**TASK INPUTS**
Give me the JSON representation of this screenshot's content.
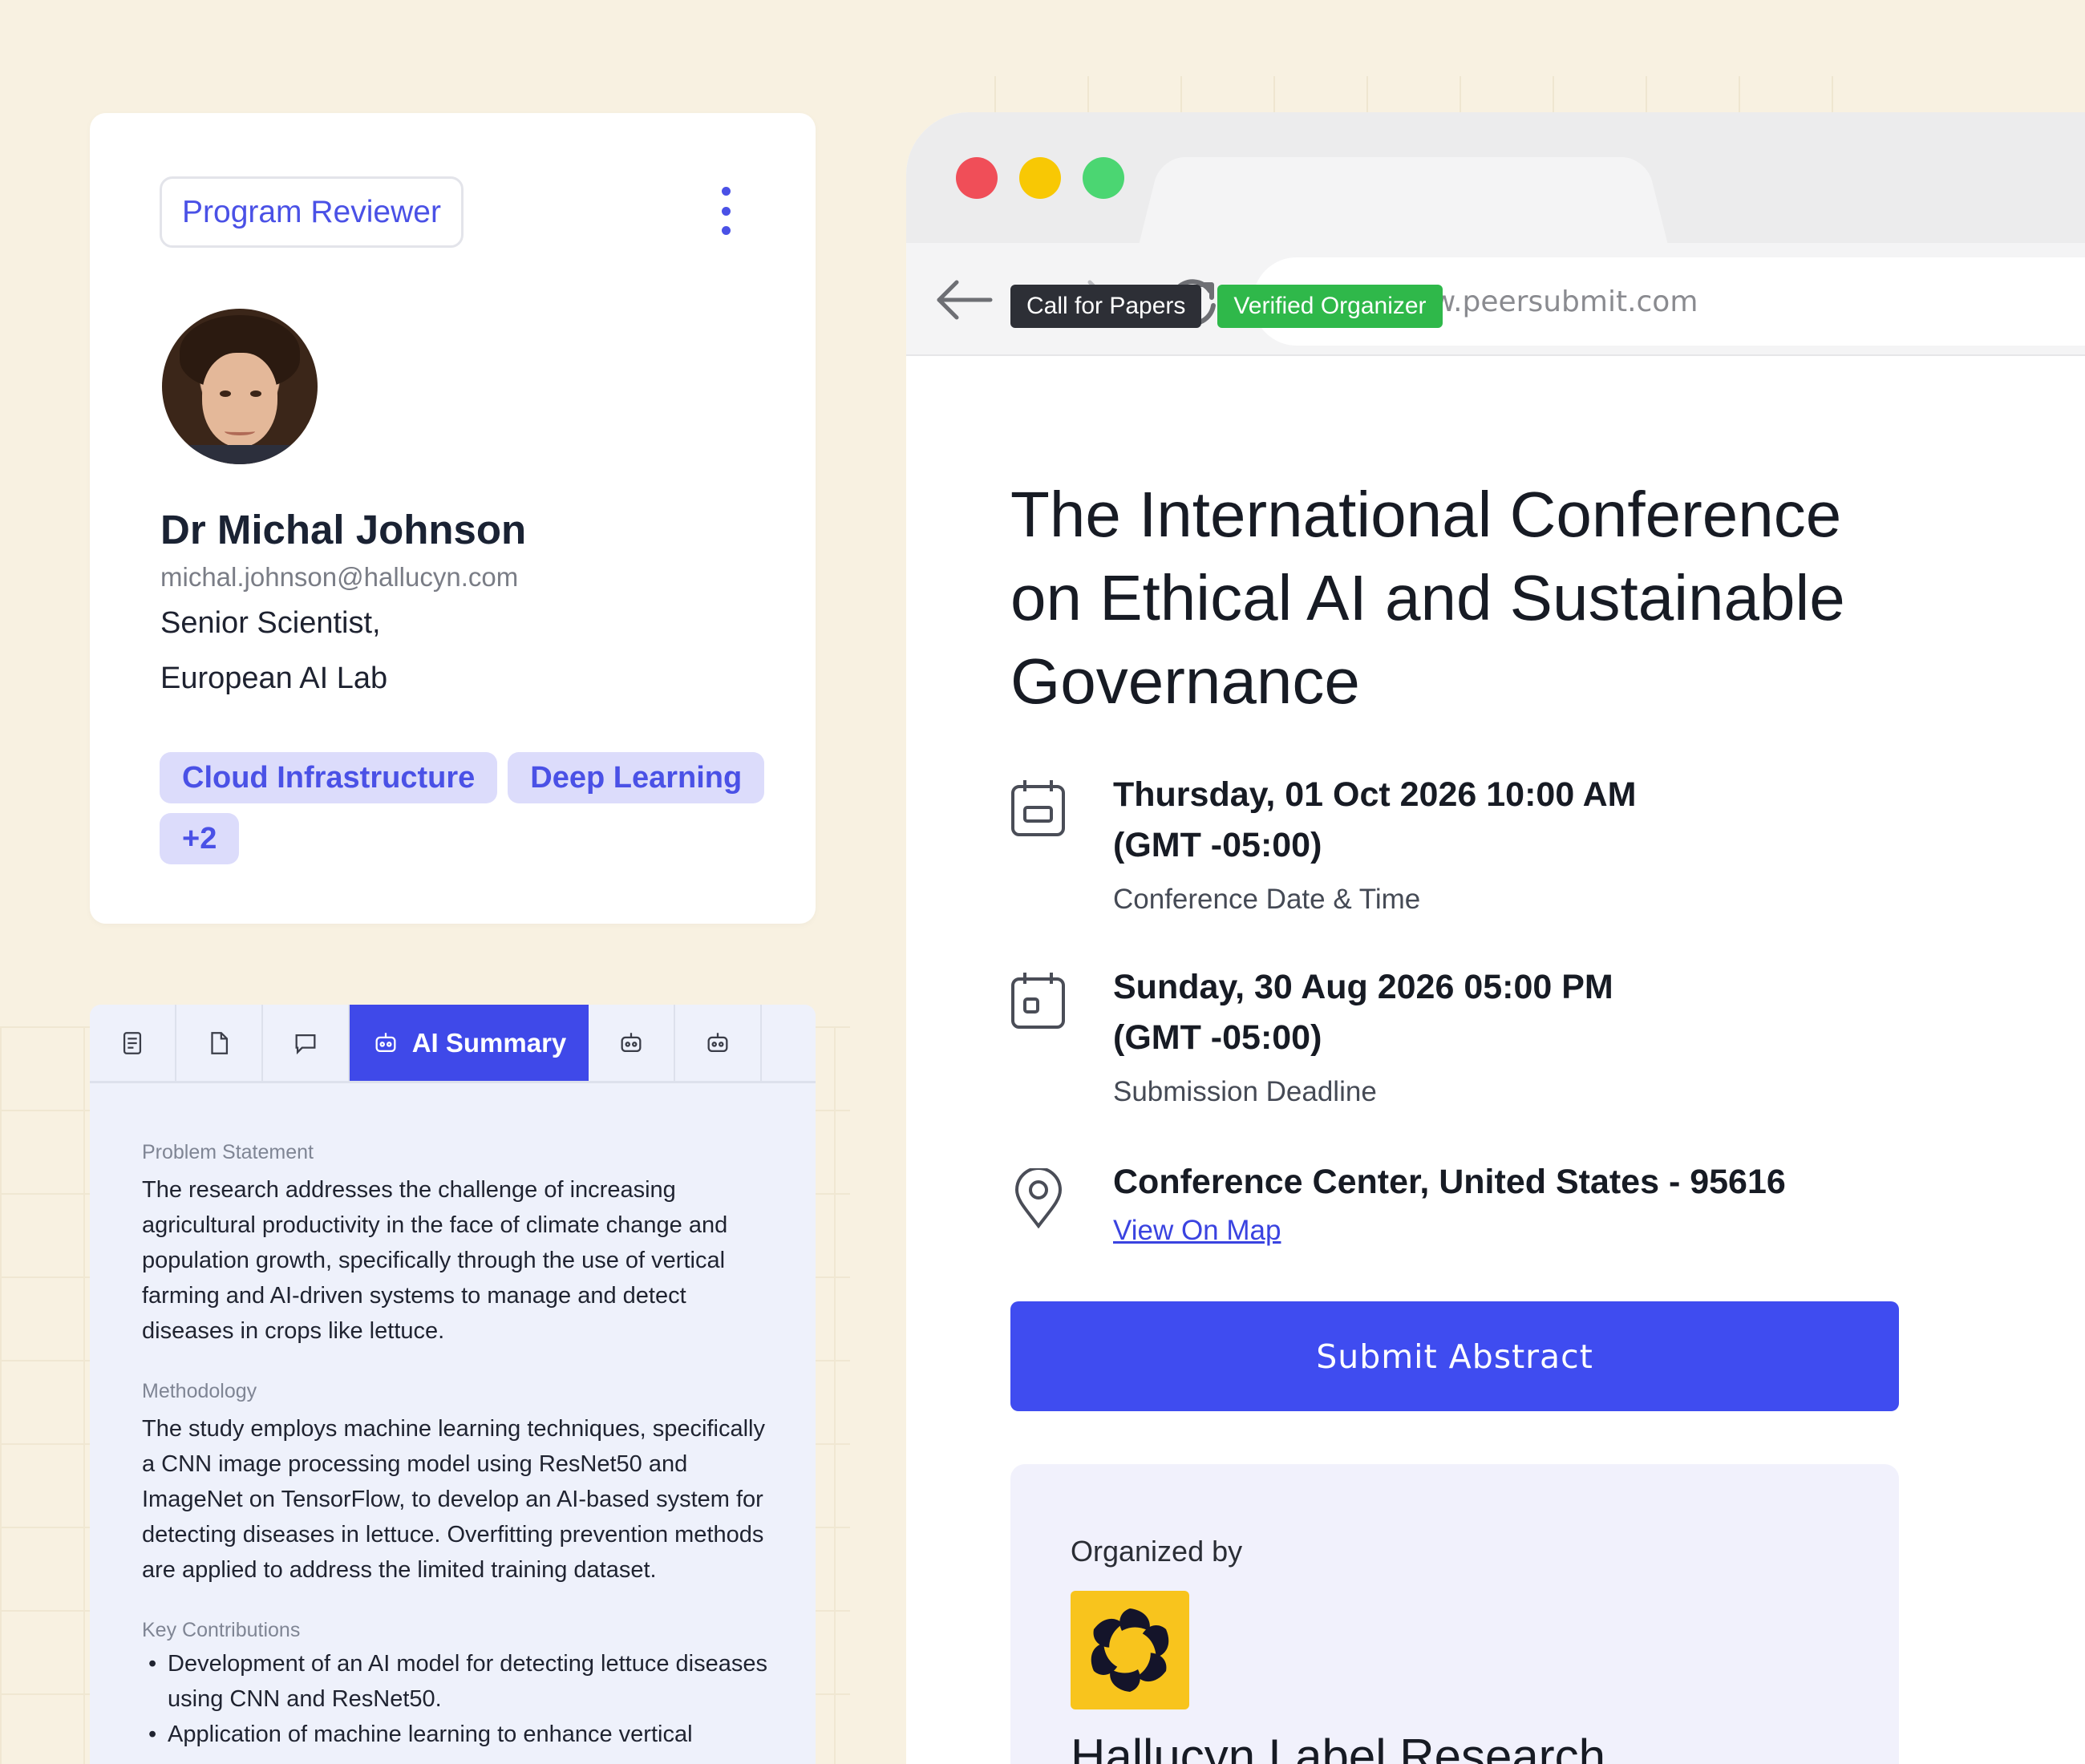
{
  "profile": {
    "role": "Program Reviewer",
    "name": "Dr Michal Johnson",
    "email": "michal.johnson@hallucyn.com",
    "title": "Senior Scientist,",
    "org": "European AI Lab",
    "tags": [
      "Cloud Infrastructure",
      "Deep Learning",
      "+2"
    ]
  },
  "summary": {
    "tabs": [
      {
        "icon": "document-list-icon"
      },
      {
        "icon": "file-icon"
      },
      {
        "icon": "chat-bubble-icon"
      },
      {
        "icon": "robot-icon",
        "label": "AI Summary",
        "active": true
      },
      {
        "icon": "robot-icon"
      },
      {
        "icon": "robot-icon"
      }
    ],
    "active_tab_label": "AI Summary",
    "problem_label": "Problem Statement",
    "problem_text": "The research addresses the challenge of increasing agricultural productivity in the face of climate change and population growth, specifically through the use of vertical farming and AI-driven systems to manage and detect diseases in crops like lettuce.",
    "method_label": "Methodology",
    "method_text": "The study employs machine learning techniques, specifically a CNN image processing model using ResNet50 and ImageNet on TensorFlow, to develop an AI-based system for detecting diseases in lettuce. Overfitting prevention methods are applied to address the limited training dataset.",
    "contrib_label": "Key Contributions",
    "contributions": [
      "Development of an AI model for detecting lettuce diseases using CNN and ResNet50.",
      "Application of machine learning to enhance vertical"
    ]
  },
  "browser": {
    "url": "https://www.peersubmit.com",
    "window_dots": {
      "red": "#f04e58",
      "yellow": "#f8c804",
      "green": "#4bd672"
    }
  },
  "event": {
    "badges": [
      "Call for Papers",
      "Verified Organizer"
    ],
    "title": "The International Conference on Ethical AI and Sustainable Governance",
    "date_main": "Thursday, 01 Oct 2026 10:00 AM",
    "date_tz": "(GMT -05:00)",
    "date_label": "Conference Date & Time",
    "deadline_main": "Sunday, 30 Aug 2026 05:00 PM",
    "deadline_tz": "(GMT -05:00)",
    "deadline_label": "Submission Deadline",
    "location": "Conference Center, United States - 95616",
    "map_link": "View On Map",
    "submit_label": "Submit Abstract",
    "organized_by": "Organized by",
    "organizer_name": "Hallucyn Label Research"
  },
  "colors": {
    "accent": "#3f4cf0",
    "tag_bg": "#dcdcfb",
    "verified": "#2fb84a",
    "background": "#f8f1e1"
  }
}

**DESCRIPTION OF THE TASK**
In the material above, how many lines hold the word "icon"? Say only the number.

**FINISHED ANSWER**
6